◆ Work to do
Every record that follows should be printed verbatim.

[Entries with figure data]
===============

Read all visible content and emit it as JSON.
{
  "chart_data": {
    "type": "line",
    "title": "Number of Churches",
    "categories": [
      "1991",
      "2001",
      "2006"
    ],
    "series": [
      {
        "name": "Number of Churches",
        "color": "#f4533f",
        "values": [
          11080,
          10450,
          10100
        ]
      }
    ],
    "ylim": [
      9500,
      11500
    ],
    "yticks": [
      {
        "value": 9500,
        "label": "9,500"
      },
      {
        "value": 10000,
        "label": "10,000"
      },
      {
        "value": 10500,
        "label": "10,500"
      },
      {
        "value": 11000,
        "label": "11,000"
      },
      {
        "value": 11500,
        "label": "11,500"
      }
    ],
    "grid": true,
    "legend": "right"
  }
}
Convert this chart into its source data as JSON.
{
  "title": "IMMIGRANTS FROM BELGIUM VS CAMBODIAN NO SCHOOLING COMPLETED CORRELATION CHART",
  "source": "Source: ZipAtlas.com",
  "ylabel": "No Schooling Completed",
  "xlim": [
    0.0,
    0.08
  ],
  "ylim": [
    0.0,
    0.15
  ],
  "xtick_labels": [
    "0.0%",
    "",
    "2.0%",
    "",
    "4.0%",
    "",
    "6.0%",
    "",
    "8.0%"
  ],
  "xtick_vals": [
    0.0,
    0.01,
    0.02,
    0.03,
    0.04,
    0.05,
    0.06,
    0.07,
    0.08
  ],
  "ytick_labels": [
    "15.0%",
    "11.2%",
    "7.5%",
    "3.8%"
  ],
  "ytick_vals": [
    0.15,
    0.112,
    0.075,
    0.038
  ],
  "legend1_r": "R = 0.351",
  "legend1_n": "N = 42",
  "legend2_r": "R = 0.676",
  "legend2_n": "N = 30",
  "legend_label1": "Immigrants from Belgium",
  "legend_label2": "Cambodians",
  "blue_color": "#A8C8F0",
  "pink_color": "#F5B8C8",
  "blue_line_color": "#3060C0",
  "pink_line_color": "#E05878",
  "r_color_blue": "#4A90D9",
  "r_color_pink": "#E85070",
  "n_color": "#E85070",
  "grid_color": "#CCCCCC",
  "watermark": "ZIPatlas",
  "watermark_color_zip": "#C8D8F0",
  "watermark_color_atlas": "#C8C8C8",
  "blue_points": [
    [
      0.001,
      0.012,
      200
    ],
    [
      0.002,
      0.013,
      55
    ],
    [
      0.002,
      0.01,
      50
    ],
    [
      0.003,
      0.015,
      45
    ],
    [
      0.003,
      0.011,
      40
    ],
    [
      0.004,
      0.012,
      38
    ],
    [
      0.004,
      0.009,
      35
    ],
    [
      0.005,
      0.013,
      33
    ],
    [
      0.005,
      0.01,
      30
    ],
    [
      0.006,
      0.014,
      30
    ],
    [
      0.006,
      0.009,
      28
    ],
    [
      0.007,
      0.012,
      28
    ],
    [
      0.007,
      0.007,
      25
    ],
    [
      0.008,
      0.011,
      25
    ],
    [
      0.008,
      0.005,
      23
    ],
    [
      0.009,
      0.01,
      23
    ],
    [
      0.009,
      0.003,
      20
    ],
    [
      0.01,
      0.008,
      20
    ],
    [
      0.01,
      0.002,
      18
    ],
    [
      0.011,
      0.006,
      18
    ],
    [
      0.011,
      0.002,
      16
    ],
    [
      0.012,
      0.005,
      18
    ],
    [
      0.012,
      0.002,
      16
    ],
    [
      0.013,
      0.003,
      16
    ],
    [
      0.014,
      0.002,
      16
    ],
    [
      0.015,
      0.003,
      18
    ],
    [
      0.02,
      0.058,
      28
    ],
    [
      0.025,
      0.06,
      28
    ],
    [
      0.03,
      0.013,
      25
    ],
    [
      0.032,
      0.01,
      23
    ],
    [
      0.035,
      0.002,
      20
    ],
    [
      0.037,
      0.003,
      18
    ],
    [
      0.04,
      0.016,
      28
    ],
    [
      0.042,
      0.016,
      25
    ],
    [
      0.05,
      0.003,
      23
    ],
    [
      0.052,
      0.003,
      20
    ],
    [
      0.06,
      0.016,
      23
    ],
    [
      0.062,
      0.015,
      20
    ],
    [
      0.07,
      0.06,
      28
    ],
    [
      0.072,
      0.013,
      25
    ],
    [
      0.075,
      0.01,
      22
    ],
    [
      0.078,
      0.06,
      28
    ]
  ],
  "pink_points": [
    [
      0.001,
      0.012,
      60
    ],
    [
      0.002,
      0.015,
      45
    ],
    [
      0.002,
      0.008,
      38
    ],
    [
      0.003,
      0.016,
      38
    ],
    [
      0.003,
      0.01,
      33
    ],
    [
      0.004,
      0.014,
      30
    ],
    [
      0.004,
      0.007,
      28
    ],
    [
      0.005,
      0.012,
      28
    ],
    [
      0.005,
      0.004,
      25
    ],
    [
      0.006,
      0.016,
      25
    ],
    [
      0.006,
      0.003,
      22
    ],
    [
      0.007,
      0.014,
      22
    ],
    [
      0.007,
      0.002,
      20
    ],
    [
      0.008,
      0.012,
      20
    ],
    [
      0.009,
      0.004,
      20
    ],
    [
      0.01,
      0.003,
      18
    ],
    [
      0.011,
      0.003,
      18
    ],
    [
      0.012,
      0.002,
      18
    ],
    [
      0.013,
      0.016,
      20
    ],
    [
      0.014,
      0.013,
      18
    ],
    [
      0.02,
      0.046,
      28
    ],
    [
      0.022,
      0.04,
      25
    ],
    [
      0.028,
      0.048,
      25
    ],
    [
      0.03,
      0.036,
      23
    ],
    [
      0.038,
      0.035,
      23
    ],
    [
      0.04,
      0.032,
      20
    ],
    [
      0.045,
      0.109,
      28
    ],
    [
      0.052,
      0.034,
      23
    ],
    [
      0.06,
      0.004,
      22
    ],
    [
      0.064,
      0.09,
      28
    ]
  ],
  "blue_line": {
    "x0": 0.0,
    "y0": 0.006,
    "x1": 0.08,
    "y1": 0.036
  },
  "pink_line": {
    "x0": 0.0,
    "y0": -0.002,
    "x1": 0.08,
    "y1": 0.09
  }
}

===============

◆ Exercise solution
Read all visible content and emit it as JSON.
{
  "chart_data": {
    "type": "line",
    "title": "Number of Churches",
    "categories": [
      "1991",
      "2001",
      "2006"
    ],
    "series": [
      {
        "name": "Number of Churches",
        "color": "#f4533f",
        "values": [
          11080,
          10450,
          10100
        ]
      }
    ],
    "ylim": [
      9500,
      11500
    ],
    "yticks": [
      {
        "value": 9500,
        "label": "9,500"
      },
      {
        "value": 10000,
        "label": "10,000"
      },
      {
        "value": 10500,
        "label": "10,500"
      },
      {
        "value": 11000,
        "label": "11,000"
      },
      {
        "value": 11500,
        "label": "11,500"
      }
    ],
    "grid": true,
    "legend": "right"
  }
}
Convert this chart into its source data as JSON.
{
  "title": "IMMIGRANTS FROM BELGIUM VS CAMBODIAN NO SCHOOLING COMPLETED CORRELATION CHART",
  "source": "Source: ZipAtlas.com",
  "ylabel": "No Schooling Completed",
  "xlim": [
    0.0,
    0.08
  ],
  "ylim": [
    0.0,
    0.15
  ],
  "xtick_labels": [
    "0.0%",
    "",
    "2.0%",
    "",
    "4.0%",
    "",
    "6.0%",
    "",
    "8.0%"
  ],
  "xtick_vals": [
    0.0,
    0.01,
    0.02,
    0.03,
    0.04,
    0.05,
    0.06,
    0.07,
    0.08
  ],
  "ytick_labels": [
    "15.0%",
    "11.2%",
    "7.5%",
    "3.8%"
  ],
  "ytick_vals": [
    0.15,
    0.112,
    0.075,
    0.038
  ],
  "legend1_r": "R = 0.351",
  "legend1_n": "N = 42",
  "legend2_r": "R = 0.676",
  "legend2_n": "N = 30",
  "legend_label1": "Immigrants from Belgium",
  "legend_label2": "Cambodians",
  "blue_color": "#A8C8F0",
  "pink_color": "#F5B8C8",
  "blue_line_color": "#3060C0",
  "pink_line_color": "#E05878",
  "r_color_blue": "#4A90D9",
  "r_color_pink": "#E85070",
  "n_color": "#E85070",
  "grid_color": "#CCCCCC",
  "watermark": "ZIPatlas",
  "watermark_color_zip": "#C8D8F0",
  "watermark_color_atlas": "#C8C8C8",
  "blue_points": [
    [
      0.001,
      0.012,
      200
    ],
    [
      0.002,
      0.013,
      55
    ],
    [
      0.002,
      0.01,
      50
    ],
    [
      0.003,
      0.015,
      45
    ],
    [
      0.003,
      0.011,
      40
    ],
    [
      0.004,
      0.012,
      38
    ],
    [
      0.004,
      0.009,
      35
    ],
    [
      0.005,
      0.013,
      33
    ],
    [
      0.005,
      0.01,
      30
    ],
    [
      0.006,
      0.014,
      30
    ],
    [
      0.006,
      0.009,
      28
    ],
    [
      0.007,
      0.012,
      28
    ],
    [
      0.007,
      0.007,
      25
    ],
    [
      0.008,
      0.011,
      25
    ],
    [
      0.008,
      0.005,
      23
    ],
    [
      0.009,
      0.01,
      23
    ],
    [
      0.009,
      0.003,
      20
    ],
    [
      0.01,
      0.008,
      20
    ],
    [
      0.01,
      0.002,
      18
    ],
    [
      0.011,
      0.006,
      18
    ],
    [
      0.011,
      0.002,
      16
    ],
    [
      0.012,
      0.005,
      18
    ],
    [
      0.012,
      0.002,
      16
    ],
    [
      0.013,
      0.003,
      16
    ],
    [
      0.014,
      0.002,
      16
    ],
    [
      0.015,
      0.003,
      18
    ],
    [
      0.02,
      0.058,
      28
    ],
    [
      0.025,
      0.06,
      28
    ],
    [
      0.03,
      0.013,
      25
    ],
    [
      0.032,
      0.01,
      23
    ],
    [
      0.035,
      0.002,
      20
    ],
    [
      0.037,
      0.003,
      18
    ],
    [
      0.04,
      0.016,
      28
    ],
    [
      0.042,
      0.016,
      25
    ],
    [
      0.05,
      0.003,
      23
    ],
    [
      0.052,
      0.003,
      20
    ],
    [
      0.06,
      0.016,
      23
    ],
    [
      0.062,
      0.015,
      20
    ],
    [
      0.07,
      0.06,
      28
    ],
    [
      0.072,
      0.013,
      25
    ],
    [
      0.075,
      0.01,
      22
    ],
    [
      0.078,
      0.06,
      28
    ]
  ],
  "pink_points": [
    [
      0.001,
      0.012,
      60
    ],
    [
      0.002,
      0.015,
      45
    ],
    [
      0.002,
      0.008,
      38
    ],
    [
      0.003,
      0.016,
      38
    ],
    [
      0.003,
      0.01,
      33
    ],
    [
      0.004,
      0.014,
      30
    ],
    [
      0.004,
      0.007,
      28
    ],
    [
      0.005,
      0.012,
      28
    ],
    [
      0.005,
      0.004,
      25
    ],
    [
      0.006,
      0.016,
      25
    ],
    [
      0.006,
      0.003,
      22
    ],
    [
      0.007,
      0.014,
      22
    ],
    [
      0.007,
      0.002,
      20
    ],
    [
      0.008,
      0.012,
      20
    ],
    [
      0.009,
      0.004,
      20
    ],
    [
      0.01,
      0.003,
      18
    ],
    [
      0.011,
      0.003,
      18
    ],
    [
      0.012,
      0.002,
      18
    ],
    [
      0.013,
      0.016,
      20
    ],
    [
      0.014,
      0.013,
      18
    ],
    [
      0.02,
      0.046,
      28
    ],
    [
      0.022,
      0.04,
      25
    ],
    [
      0.028,
      0.048,
      25
    ],
    [
      0.03,
      0.036,
      23
    ],
    [
      0.038,
      0.035,
      23
    ],
    [
      0.04,
      0.032,
      20
    ],
    [
      0.045,
      0.109,
      28
    ],
    [
      0.052,
      0.034,
      23
    ],
    [
      0.06,
      0.004,
      22
    ],
    [
      0.064,
      0.09,
      28
    ]
  ],
  "blue_line": {
    "x0": 0.0,
    "y0": 0.006,
    "x1": 0.08,
    "y1": 0.036
  },
  "pink_line": {
    "x0": 0.0,
    "y0": -0.002,
    "x1": 0.08,
    "y1": 0.09
  }
}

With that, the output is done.